WORK REQUIRED: Repeat the records verbatim and leave the pictures out of your copy.

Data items
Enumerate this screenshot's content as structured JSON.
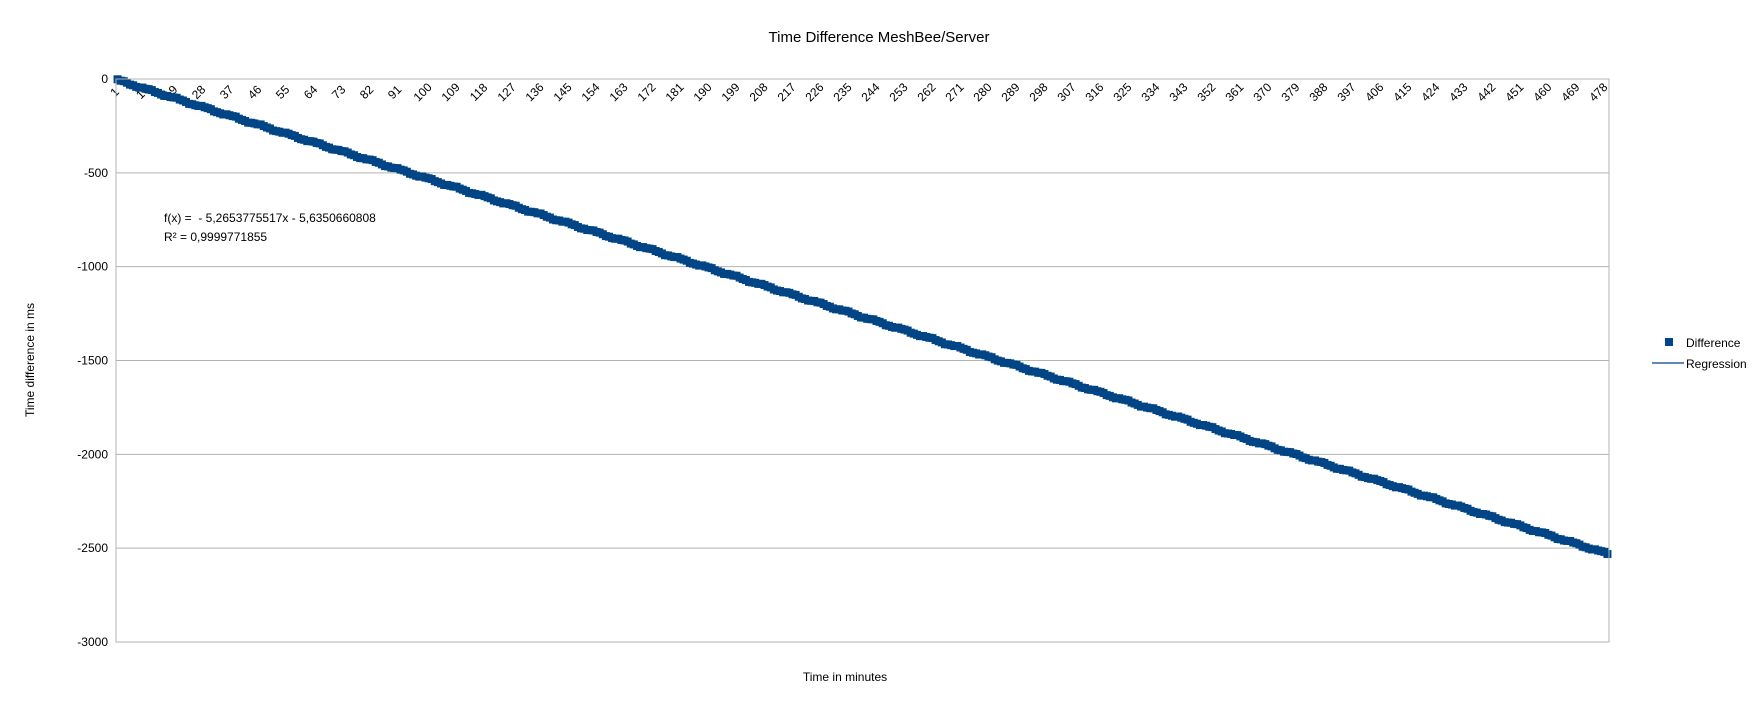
{
  "chart_data": {
    "type": "scatter",
    "title": "Time Difference MeshBee/Server",
    "xlabel": "Time in minutes",
    "ylabel": "Time difference in ms",
    "x_categories_start": 1,
    "x_categories_end": 480,
    "x_tick_labels": [
      "1",
      "10",
      "19",
      "28",
      "37",
      "46",
      "55",
      "64",
      "73",
      "82",
      "91",
      "100",
      "109",
      "118",
      "127",
      "136",
      "145",
      "154",
      "163",
      "172",
      "181",
      "190",
      "199",
      "208",
      "217",
      "226",
      "235",
      "244",
      "253",
      "262",
      "271",
      "280",
      "289",
      "298",
      "307",
      "316",
      "325",
      "334",
      "343",
      "352",
      "361",
      "370",
      "379",
      "388",
      "397",
      "406",
      "415",
      "424",
      "433",
      "442",
      "451",
      "460",
      "469",
      "478"
    ],
    "ylim": [
      -3000,
      0
    ],
    "y_ticks": [
      0,
      -500,
      -1000,
      -1500,
      -2000,
      -2500,
      -3000
    ],
    "grid": true,
    "legend_position": "right",
    "series": [
      {
        "name": "Difference",
        "marker": "square",
        "color": "#004586",
        "x_start": 1,
        "x_end": 480,
        "y_start": -5.6,
        "y_end": -2530
      },
      {
        "name": "Regression",
        "line": true,
        "color": "#004586",
        "slope": -5.2653775517,
        "intercept": -5.6350660808
      }
    ],
    "regression_equation": "f(x) =  - 5,2653775517x - 5,6350660808",
    "r_squared": "R² = 0,9999771855"
  }
}
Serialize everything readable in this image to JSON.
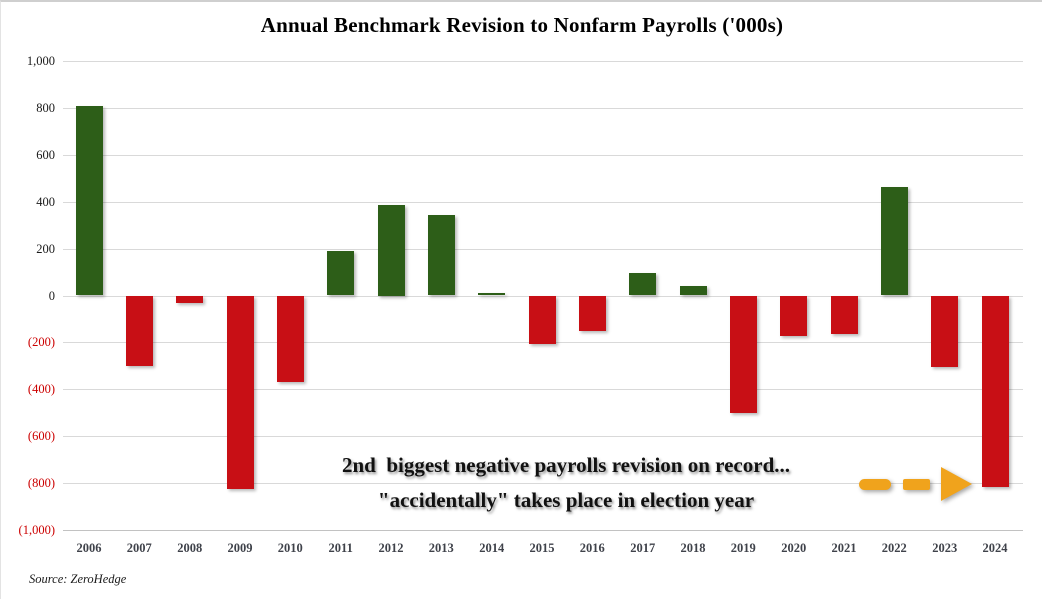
{
  "page": {
    "source_note": "Source: ZeroHedge"
  },
  "annotation": {
    "line1": "2nd  biggest negative payrolls revision on record...",
    "line2": "\"accidentally\" takes place in election year"
  },
  "chart_data": {
    "type": "bar",
    "title": "Annual Benchmark Revision to Nonfarm Payrolls ('000s)",
    "units": "thousands of payrolls",
    "categories": [
      "2006",
      "2007",
      "2008",
      "2009",
      "2010",
      "2011",
      "2012",
      "2013",
      "2014",
      "2015",
      "2016",
      "2017",
      "2018",
      "2019",
      "2020",
      "2021",
      "2022",
      "2023",
      "2024"
    ],
    "values": [
      810,
      -300,
      -30,
      -824,
      -370,
      190,
      386,
      345,
      10,
      -208,
      -150,
      95,
      40,
      -501,
      -173,
      -165,
      462,
      -306,
      -818
    ],
    "ylim": [
      -1000,
      1000
    ],
    "y_tick_interval": 200,
    "y_tick_labels": [
      "1,000",
      "800",
      "600",
      "400",
      "200",
      "0",
      "(200)",
      "(400)",
      "(600)",
      "(800)",
      "(1,000)"
    ],
    "grid": true,
    "legend": false,
    "annotation_arrow_target": "2024",
    "colors": {
      "positive_bar": "#2d5e18",
      "negative_bar": "#c80f15",
      "positive_tick_label": "#1a1a1a",
      "negative_tick_label": "#cc0000",
      "x_tick_label": "#3f424a",
      "gridline": "#d9d9d9",
      "axis_line": "#c2c2c2",
      "arrow": "#f0a31c"
    }
  }
}
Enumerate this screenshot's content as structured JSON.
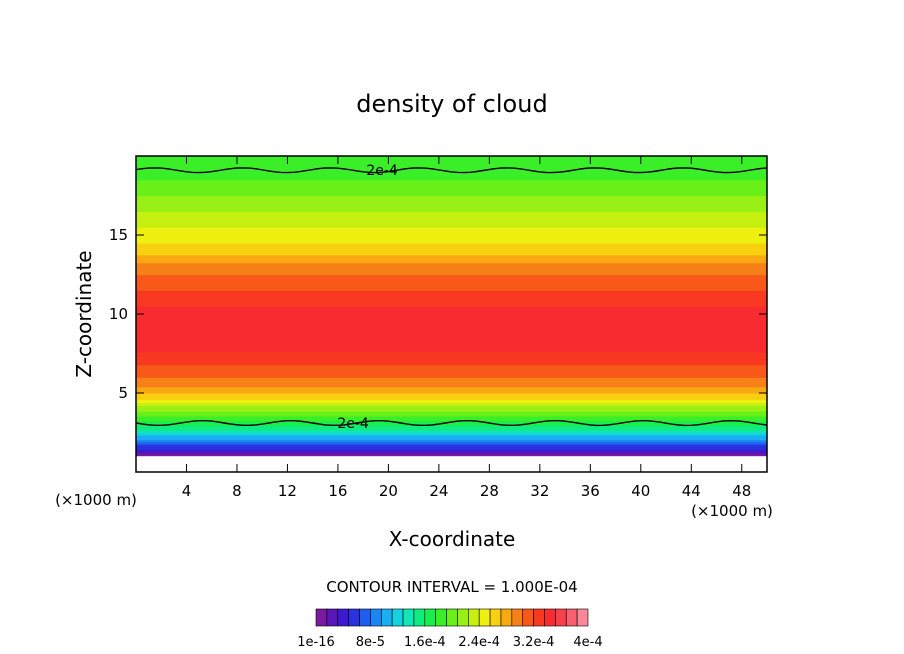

TASK RESULT:
Enumerate this screenshot's content as structured JSON.
{
  "chart_data": {
    "type": "scatter",
    "title": "Time Difference MeshBee/Server",
    "xlabel": "Time in minutes",
    "ylabel": "Time difference in ms",
    "x_categories_start": 1,
    "x_categories_end": 480,
    "x_tick_labels": [
      "1",
      "10",
      "19",
      "28",
      "37",
      "46",
      "55",
      "64",
      "73",
      "82",
      "91",
      "100",
      "109",
      "118",
      "127",
      "136",
      "145",
      "154",
      "163",
      "172",
      "181",
      "190",
      "199",
      "208",
      "217",
      "226",
      "235",
      "244",
      "253",
      "262",
      "271",
      "280",
      "289",
      "298",
      "307",
      "316",
      "325",
      "334",
      "343",
      "352",
      "361",
      "370",
      "379",
      "388",
      "397",
      "406",
      "415",
      "424",
      "433",
      "442",
      "451",
      "460",
      "469",
      "478"
    ],
    "ylim": [
      -3000,
      0
    ],
    "y_ticks": [
      0,
      -500,
      -1000,
      -1500,
      -2000,
      -2500,
      -3000
    ],
    "grid": true,
    "legend_position": "right",
    "series": [
      {
        "name": "Difference",
        "marker": "square",
        "color": "#004586",
        "x_start": 1,
        "x_end": 480,
        "y_start": -5.6,
        "y_end": -2530
      },
      {
        "name": "Regression",
        "line": true,
        "color": "#004586",
        "slope": -5.2653775517,
        "intercept": -5.6350660808
      }
    ],
    "regression_equation": "f(x) =  - 5,2653775517x - 5,6350660808",
    "r_squared": "R² = 0,9999771855"
  }
}
Serialize everything readable in this image to JSON.
{
  "page": {
    "source_note": "Source: ZeroHedge"
  },
  "annotation": {
    "line1": "2nd  biggest negative payrolls revision on record...",
    "line2": "\"accidentally\" takes place in election year"
  },
  "chart_data": {
    "type": "bar",
    "title": "Annual Benchmark Revision to Nonfarm Payrolls ('000s)",
    "units": "thousands of payrolls",
    "categories": [
      "2006",
      "2007",
      "2008",
      "2009",
      "2010",
      "2011",
      "2012",
      "2013",
      "2014",
      "2015",
      "2016",
      "2017",
      "2018",
      "2019",
      "2020",
      "2021",
      "2022",
      "2023",
      "2024"
    ],
    "values": [
      810,
      -300,
      -30,
      -824,
      -370,
      190,
      386,
      345,
      10,
      -208,
      -150,
      95,
      40,
      -501,
      -173,
      -165,
      462,
      -306,
      -818
    ],
    "ylim": [
      -1000,
      1000
    ],
    "y_tick_interval": 200,
    "y_tick_labels": [
      "1,000",
      "800",
      "600",
      "400",
      "200",
      "0",
      "(200)",
      "(400)",
      "(600)",
      "(800)",
      "(1,000)"
    ],
    "grid": true,
    "legend": false,
    "annotation_arrow_target": "2024",
    "colors": {
      "positive_bar": "#2d5e18",
      "negative_bar": "#c80f15",
      "positive_tick_label": "#1a1a1a",
      "negative_tick_label": "#cc0000",
      "x_tick_label": "#3f424a",
      "gridline": "#d9d9d9",
      "axis_line": "#c2c2c2",
      "arrow": "#f0a31c"
    }
  }
}
Enumerate this screenshot's content as structured JSON.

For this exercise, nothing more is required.